# [Exercise objective]
Copy every line of the entries that includes the word "name".
※ ※ ※
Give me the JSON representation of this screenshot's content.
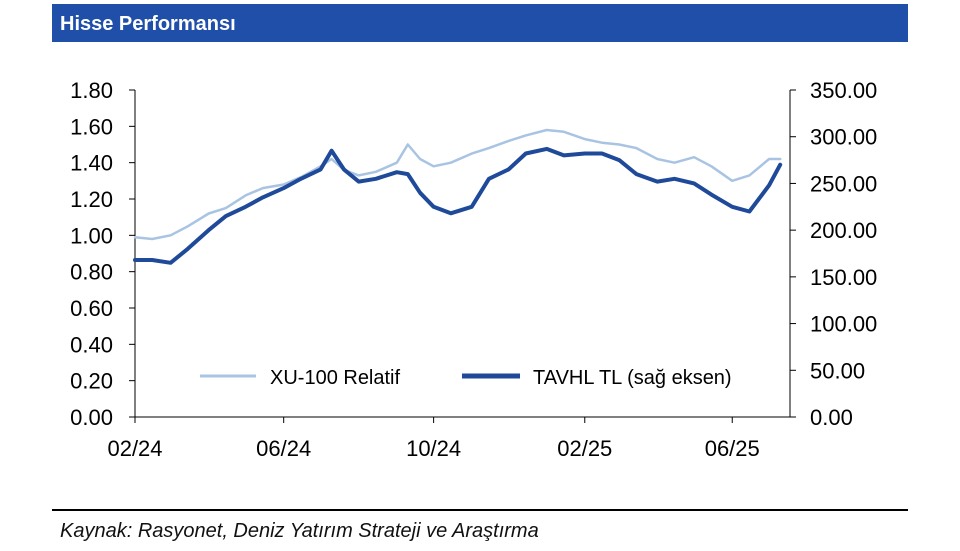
{
  "header": {
    "title": "Hisse Performansı"
  },
  "footer": {
    "source": "Kaynak: Rasyonet, Deniz Yatırım Strateji ve Araştırma"
  },
  "chart_data": {
    "type": "line",
    "title": "",
    "x_ticks": [
      "02/24",
      "06/24",
      "10/24",
      "02/25",
      "06/25"
    ],
    "x_tick_dates": [
      "2024-02-01",
      "2024-06-01",
      "2024-10-01",
      "2025-02-01",
      "2025-06-01"
    ],
    "y_left": {
      "ylim": [
        0,
        1.8
      ],
      "ticks": [
        "0.00",
        "0.20",
        "0.40",
        "0.60",
        "0.80",
        "1.00",
        "1.20",
        "1.40",
        "1.60",
        "1.80"
      ]
    },
    "y_right": {
      "ylim": [
        0,
        350
      ],
      "ticks": [
        "0.00",
        "50.00",
        "100.00",
        "150.00",
        "200.00",
        "250.00",
        "300.00",
        "350.00"
      ]
    },
    "legend": {
      "placement": "bottom-center"
    },
    "grid": false,
    "series": [
      {
        "name": "XU-100 Relatif",
        "axis": "left",
        "color": "#a9c4e3",
        "x": [
          "2024-02-01",
          "2024-02-15",
          "2024-03-01",
          "2024-03-15",
          "2024-04-01",
          "2024-04-15",
          "2024-05-01",
          "2024-05-15",
          "2024-06-01",
          "2024-06-15",
          "2024-07-01",
          "2024-07-10",
          "2024-07-20",
          "2024-08-01",
          "2024-08-15",
          "2024-09-01",
          "2024-09-10",
          "2024-09-20",
          "2024-10-01",
          "2024-10-15",
          "2024-11-01",
          "2024-11-15",
          "2024-12-01",
          "2024-12-15",
          "2025-01-01",
          "2025-01-15",
          "2025-02-01",
          "2025-02-15",
          "2025-03-01",
          "2025-03-15",
          "2025-04-01",
          "2025-04-15",
          "2025-05-01",
          "2025-05-15",
          "2025-06-01",
          "2025-06-15",
          "2025-07-01",
          "2025-07-10"
        ],
        "values": [
          0.99,
          0.98,
          1.0,
          1.05,
          1.12,
          1.15,
          1.22,
          1.26,
          1.28,
          1.32,
          1.38,
          1.42,
          1.36,
          1.33,
          1.35,
          1.4,
          1.5,
          1.42,
          1.38,
          1.4,
          1.45,
          1.48,
          1.52,
          1.55,
          1.58,
          1.57,
          1.53,
          1.51,
          1.5,
          1.48,
          1.42,
          1.4,
          1.43,
          1.38,
          1.3,
          1.33,
          1.42,
          1.42
        ]
      },
      {
        "name": "TAVHL TL (sağ eksen)",
        "axis": "right",
        "color": "#1f4a99",
        "x": [
          "2024-02-01",
          "2024-02-15",
          "2024-03-01",
          "2024-03-15",
          "2024-04-01",
          "2024-04-15",
          "2024-05-01",
          "2024-05-15",
          "2024-06-01",
          "2024-06-15",
          "2024-07-01",
          "2024-07-10",
          "2024-07-20",
          "2024-08-01",
          "2024-08-15",
          "2024-09-01",
          "2024-09-10",
          "2024-09-20",
          "2024-10-01",
          "2024-10-15",
          "2024-11-01",
          "2024-11-15",
          "2024-12-01",
          "2024-12-15",
          "2025-01-01",
          "2025-01-15",
          "2025-02-01",
          "2025-02-15",
          "2025-03-01",
          "2025-03-15",
          "2025-04-01",
          "2025-04-15",
          "2025-05-01",
          "2025-05-15",
          "2025-06-01",
          "2025-06-15",
          "2025-07-01",
          "2025-07-10"
        ],
        "values": [
          168,
          168,
          165,
          180,
          200,
          215,
          225,
          235,
          245,
          255,
          265,
          285,
          265,
          252,
          255,
          262,
          260,
          240,
          225,
          218,
          225,
          255,
          265,
          282,
          287,
          280,
          282,
          282,
          275,
          260,
          252,
          255,
          250,
          238,
          225,
          220,
          248,
          270
        ]
      }
    ]
  }
}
※ ※ ※
# [Solution for this task]
        "name": "XU-100 Relatif",
        "name": "TAVHL TL (sağ eksen)",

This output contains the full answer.